Text provided:
Open bonlime opened 1 year ago

bonlime commented 1 year ago

Hey, i accidentally found your repo and according to your commits you're working on having a layerwise-textual inversion + use LORA to compress the embeddings size. I've been thinking about same things and could give you an alternative idea, if you would be interested in pursuing it. Or we could at least try discussing it.

The problems with the way you want to do this is as follows: 1. all the interaction is only happening inside text-encoder and you would have to backprop through it to optimise embeddings, which makes the process harder from optimisation perspective (since the path is longer) 2. you would end up having separate embedding for every layer, which means you will have to perform 12 forward passes through text-encoder on inference which isn't that efficient

What I've been thinking of is training single text-embedding (with multiple vectors per token of course) + LORA weights for K, V attention, which would only be applied to your trained token (12 LORA weights for each layer input). This is different from how LORA is implemented here: https://github.com/cloneofsimo/lora because you don't train attention for all tokens, but only for yours, which means no prior preservation is needed, which simplifies the optimisation. Also since the thing we need to optimise is at the start of Unet in theory it should be easier to optimise than embedding.

Let me know what you think, if you want to continue this discussion privately you could text me at bonlimezak at gmail com

askerlee commented 1 year ago

Thank you bonlime! I'm happy that someone noticed my repo so quickly. First, your idea sounds good and probably works. It would be an interesting work if it's implemented.

But, I have two concerns on the line of methods that require tuning of (part of) the unet weights: 1. Deployment is a little bit tricky. Yes you could ship a checkpoint containing only the updated params, but it needs a script to do the patching. Dreambooth also suffers from this issue; custom models are released one after another, which is quite inconvenient for users. 2. If you are trying to deal with multiple custom concepts, can they be trained together? Or do they need to be trained separately? Dreambooth can be trained on multiple concepts, but adding new concepts without disrupting old concepts is not trivial.

On the other hand, my idea seems to avoid these two issues. 1. The deployment is very lightweight and the embedding files are very small. 2. Adding new concepts is easy and won't disrupt old concept, as the model weights are not updated. There's one disadvantage though: the images it generates are still of worse quality than Dreambooth. I'm working to improve it and I believe the gap is not so wide now :)

Anyway it's great to have this opportunity to discuss with you. Let's keep the discussions open in the future :D

bonlime commented 1 year ago
  1. if we only train the matrices for K, V in attention using LORA then it would result in ~3 Mb per learned subject / object, which doesn't seem that bad. Actually applying them would require a single pass using text-encode + applying passing the new tokens through new weights, which would give us 12 vectors to put into unet, it's pretty straightforward to patch any implementation to take list[Tensor] instead of Tensor for text-embedding, so doesn't seem too bad. definitely better than passing a 3.5 Gb checkpoint.

Records taken from a collection
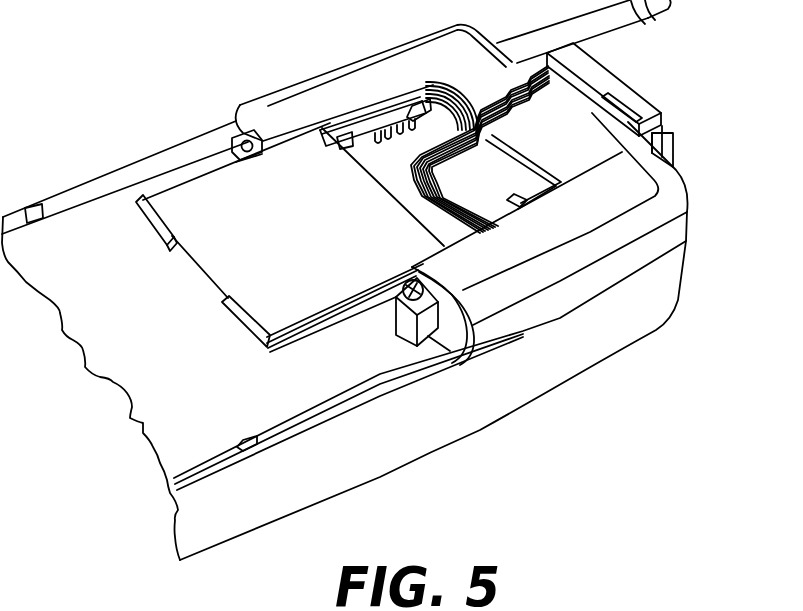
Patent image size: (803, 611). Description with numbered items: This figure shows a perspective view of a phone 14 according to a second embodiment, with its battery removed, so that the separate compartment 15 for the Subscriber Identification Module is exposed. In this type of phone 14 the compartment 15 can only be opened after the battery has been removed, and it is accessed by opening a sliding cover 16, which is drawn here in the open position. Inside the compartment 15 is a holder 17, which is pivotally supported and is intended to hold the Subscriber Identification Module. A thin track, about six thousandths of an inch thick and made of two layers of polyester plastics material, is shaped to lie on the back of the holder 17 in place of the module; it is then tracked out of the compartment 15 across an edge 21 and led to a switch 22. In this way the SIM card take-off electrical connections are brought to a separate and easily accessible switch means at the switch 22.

The phone 14 is at (640, 311).
The compartment 15 is at (422, 86).
The sliding cover 16 is at (222, 184).
The holder 17 is at (431, 204).
The edge 21 is at (498, 138).
The switch 22 is at (644, 107).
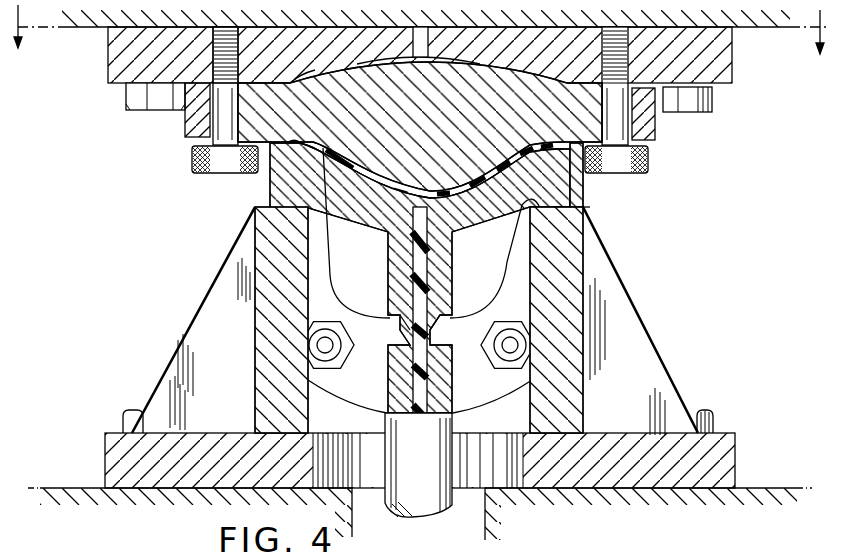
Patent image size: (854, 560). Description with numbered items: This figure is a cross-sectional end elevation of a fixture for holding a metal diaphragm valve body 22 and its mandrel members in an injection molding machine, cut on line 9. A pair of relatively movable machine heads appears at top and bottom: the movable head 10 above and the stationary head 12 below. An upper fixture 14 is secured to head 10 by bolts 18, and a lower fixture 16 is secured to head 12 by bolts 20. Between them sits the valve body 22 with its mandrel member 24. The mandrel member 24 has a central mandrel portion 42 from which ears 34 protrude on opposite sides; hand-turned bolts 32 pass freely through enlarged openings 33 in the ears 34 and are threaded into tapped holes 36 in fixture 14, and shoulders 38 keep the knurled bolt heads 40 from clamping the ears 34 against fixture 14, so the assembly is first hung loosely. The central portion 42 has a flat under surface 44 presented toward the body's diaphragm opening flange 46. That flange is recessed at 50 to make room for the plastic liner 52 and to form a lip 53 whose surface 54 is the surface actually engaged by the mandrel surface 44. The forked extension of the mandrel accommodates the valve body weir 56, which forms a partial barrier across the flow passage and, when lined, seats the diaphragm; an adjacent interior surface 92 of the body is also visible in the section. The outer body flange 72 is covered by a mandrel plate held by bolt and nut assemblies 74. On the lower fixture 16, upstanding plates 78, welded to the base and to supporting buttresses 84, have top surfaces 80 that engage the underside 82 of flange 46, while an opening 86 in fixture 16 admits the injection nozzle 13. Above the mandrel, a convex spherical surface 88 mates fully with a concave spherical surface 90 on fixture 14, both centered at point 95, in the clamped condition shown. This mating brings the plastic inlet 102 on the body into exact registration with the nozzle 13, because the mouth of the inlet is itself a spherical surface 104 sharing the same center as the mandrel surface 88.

The section line 9- 9 is at (420, 41).
The movable machine head 10 is at (752, 29).
The stationary machine head 12 is at (766, 488).
The injection nozzle 13 is at (454, 388).
The upper fixture 14 is at (118, 72).
The lower fixture 16 is at (446, 476).
The bolts 18 is at (682, 108).
The bolts 20 is at (128, 412).
The metal diaphragm valve body 22 is at (428, 287).
The mandrel member 24 is at (577, 152).
The hand-turned bolts 32 is at (416, 105).
The enlarged openings 33 is at (221, 132).
The mandrel member ears 34 is at (194, 120).
The tapped holes 36 is at (220, 38).
The shoulders 38 is at (214, 80).
The knurled bolt heads 40 is at (223, 162).
The central mandrel portion 42 is at (420, 112).
The under surface 44 is at (253, 148).
The diaphragm opening flange 46 is at (586, 212).
The recess 50 is at (330, 208).
The plastic liner 52 is at (466, 196).
The lip 53 is at (536, 140).
The lip surface 54 is at (556, 143).
The valve body weir 56 is at (392, 222).
The body flange 72 is at (477, 393).
The bolt and nut assemblies 74 is at (340, 368).
The upstanding plates 78 is at (462, 320).
The top surfaces 80 is at (526, 240).
The flange underside 82 is at (588, 235).
The supporting buttresses 84 is at (230, 384).
The nozzle opening 86 is at (508, 470).
The convex spherical surface 88 is at (360, 63).
The concave spherical surface 90 is at (290, 83).
The inner surface 92 is at (318, 258).
The sphere center 95 is at (410, 340).
The plastic inlet 102 is at (440, 317).
The spherical mouth surface 104 is at (412, 324).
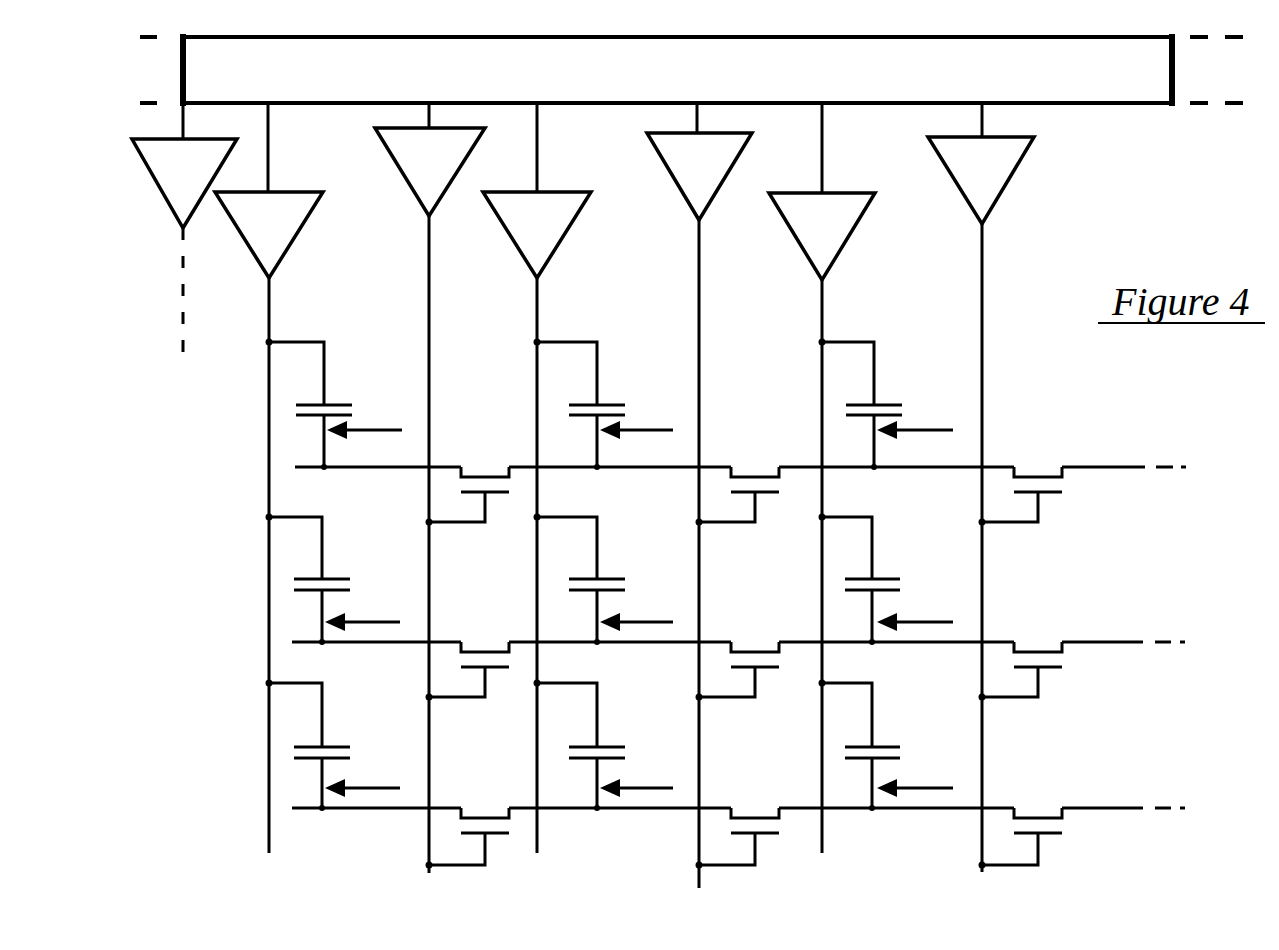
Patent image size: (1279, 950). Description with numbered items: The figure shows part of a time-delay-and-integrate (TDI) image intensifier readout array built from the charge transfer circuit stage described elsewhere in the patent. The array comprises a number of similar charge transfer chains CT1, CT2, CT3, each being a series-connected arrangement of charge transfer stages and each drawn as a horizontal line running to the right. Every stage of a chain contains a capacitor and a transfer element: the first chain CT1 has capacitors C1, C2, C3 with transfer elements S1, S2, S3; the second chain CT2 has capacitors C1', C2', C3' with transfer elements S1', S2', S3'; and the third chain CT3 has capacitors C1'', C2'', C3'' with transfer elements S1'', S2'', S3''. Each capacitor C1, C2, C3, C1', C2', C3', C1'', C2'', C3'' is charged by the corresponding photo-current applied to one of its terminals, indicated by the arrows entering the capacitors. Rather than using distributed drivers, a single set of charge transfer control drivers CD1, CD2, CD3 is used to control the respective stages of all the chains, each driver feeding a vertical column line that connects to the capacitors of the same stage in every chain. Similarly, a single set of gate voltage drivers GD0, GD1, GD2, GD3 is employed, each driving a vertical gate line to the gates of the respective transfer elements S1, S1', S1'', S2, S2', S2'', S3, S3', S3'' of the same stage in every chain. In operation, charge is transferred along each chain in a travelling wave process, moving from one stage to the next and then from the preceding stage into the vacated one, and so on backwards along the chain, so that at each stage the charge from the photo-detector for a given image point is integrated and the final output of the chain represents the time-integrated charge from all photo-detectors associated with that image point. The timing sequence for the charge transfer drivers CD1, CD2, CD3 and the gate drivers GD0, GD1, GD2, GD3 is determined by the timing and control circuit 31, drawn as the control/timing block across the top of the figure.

The timing and control circuit 31 is at (1078, 105).
The gate voltage driver GD0 is at (184, 229).
The gate voltage driver GD1 is at (430, 488).
The gate voltage driver GD2 is at (699, 495).
The gate voltage driver GD3 is at (981, 487).
The charge transfer control driver CD1 is at (269, 478).
The charge transfer control driver CD2 is at (537, 478).
The charge transfer control driver CD3 is at (822, 478).
The charge transfer chain CT1 is at (1108, 450).
The charge transfer chain CT2 is at (1101, 627).
The charge transfer chain CT3 is at (1106, 795).
The capacitor C1 is at (341, 405).
The capacitor C1' is at (334, 580).
The capacitor C1'' is at (338, 746).
The capacitor C2 is at (604, 405).
The capacitor C2' is at (605, 580).
The capacitor C2'' is at (608, 746).
The capacitor C3 is at (886, 405).
The capacitor C3' is at (886, 580).
The capacitor C3'' is at (888, 746).
The transfer element S1 is at (468, 476).
The transfer element S1' is at (468, 649).
The transfer element S1'' is at (468, 818).
The transfer element S2 is at (738, 477).
The transfer element S2' is at (738, 654).
The transfer element S2'' is at (738, 823).
The transfer element S3 is at (1021, 478).
The transfer element S3' is at (1021, 654).
The transfer element S3'' is at (1021, 821).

Task A: In the discussion of textual inversion, how many forward passes through the text encoder would separate per-layer embeddings require at inference?
Task B: Reproduce the records from their start up to and including the line with "The switch 22 is at (644, 107).", changing "second embodiment" to "first embodiment" and leaving all else unchanged. Leave out the pictures.

Full response A: 12 forward passes.

Full response B:
Patent image size: (803, 611). Description with numbered items: This figure shows a perspective view of a phone 14 according to a first embodiment, with its battery removed, so that the separate compartment 15 for the Subscriber Identification Module is exposed. In this type of phone 14 the compartment 15 can only be opened after the battery has been removed, and it is accessed by opening a sliding cover 16, which is drawn here in the open position. Inside the compartment 15 is a holder 17, which is pivotally supported and is intended to hold the Subscriber Identification Module. A thin track, about six thousandths of an inch thick and made of two layers of polyester plastics material, is shaped to lie on the back of the holder 17 in place of the module; it is then tracked out of the compartment 15 across an edge 21 and led to a switch 22. In this way the SIM card take-off electrical connections are brought to a separate and easily accessible switch means at the switch 22.

The phone 14 is at (640, 311).
The compartment 15 is at (422, 86).
The sliding cover 16 is at (222, 184).
The holder 17 is at (431, 204).
The edge 21 is at (498, 138).
The switch 22 is at (644, 107).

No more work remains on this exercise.